== YOUR GOAL ==
Reproduce the listing below character for character; drop every image.

== Dataset records on visual material ==
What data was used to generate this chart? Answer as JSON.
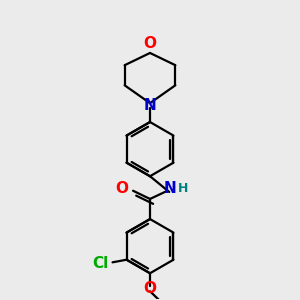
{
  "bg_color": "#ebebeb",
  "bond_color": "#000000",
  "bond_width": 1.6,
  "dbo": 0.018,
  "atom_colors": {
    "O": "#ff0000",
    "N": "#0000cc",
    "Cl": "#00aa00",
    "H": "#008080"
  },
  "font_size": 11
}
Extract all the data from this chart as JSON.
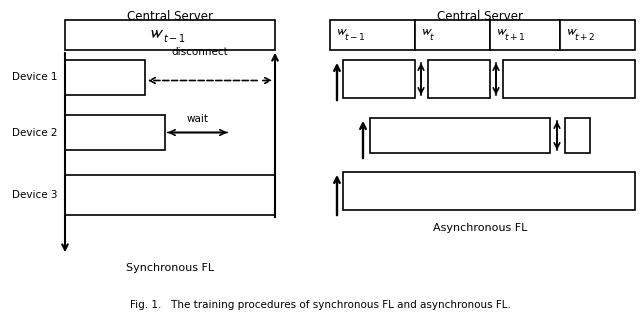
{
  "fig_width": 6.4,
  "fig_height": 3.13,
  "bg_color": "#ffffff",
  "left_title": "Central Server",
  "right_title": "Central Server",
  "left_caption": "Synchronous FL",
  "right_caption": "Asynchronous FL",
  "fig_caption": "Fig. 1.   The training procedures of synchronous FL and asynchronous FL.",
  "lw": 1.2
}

== REPLY TO THE EXERCISE ==
What data was used to generate this chart? Answer as JSON.
{
  "bg_color": "#ebebeb",
  "bond_color": "#000000",
  "bond_width": 1.6,
  "dbo": 0.018,
  "atom_colors": {
    "O": "#ff0000",
    "N": "#0000cc",
    "Cl": "#00aa00",
    "H": "#008080"
  },
  "font_size": 11
}
Extract all the data from this chart as JSON.
{
  "fig_width": 6.4,
  "fig_height": 3.13,
  "bg_color": "#ffffff",
  "left_title": "Central Server",
  "right_title": "Central Server",
  "left_caption": "Synchronous FL",
  "right_caption": "Asynchronous FL",
  "fig_caption": "Fig. 1.   The training procedures of synchronous FL and asynchronous FL.",
  "lw": 1.2
}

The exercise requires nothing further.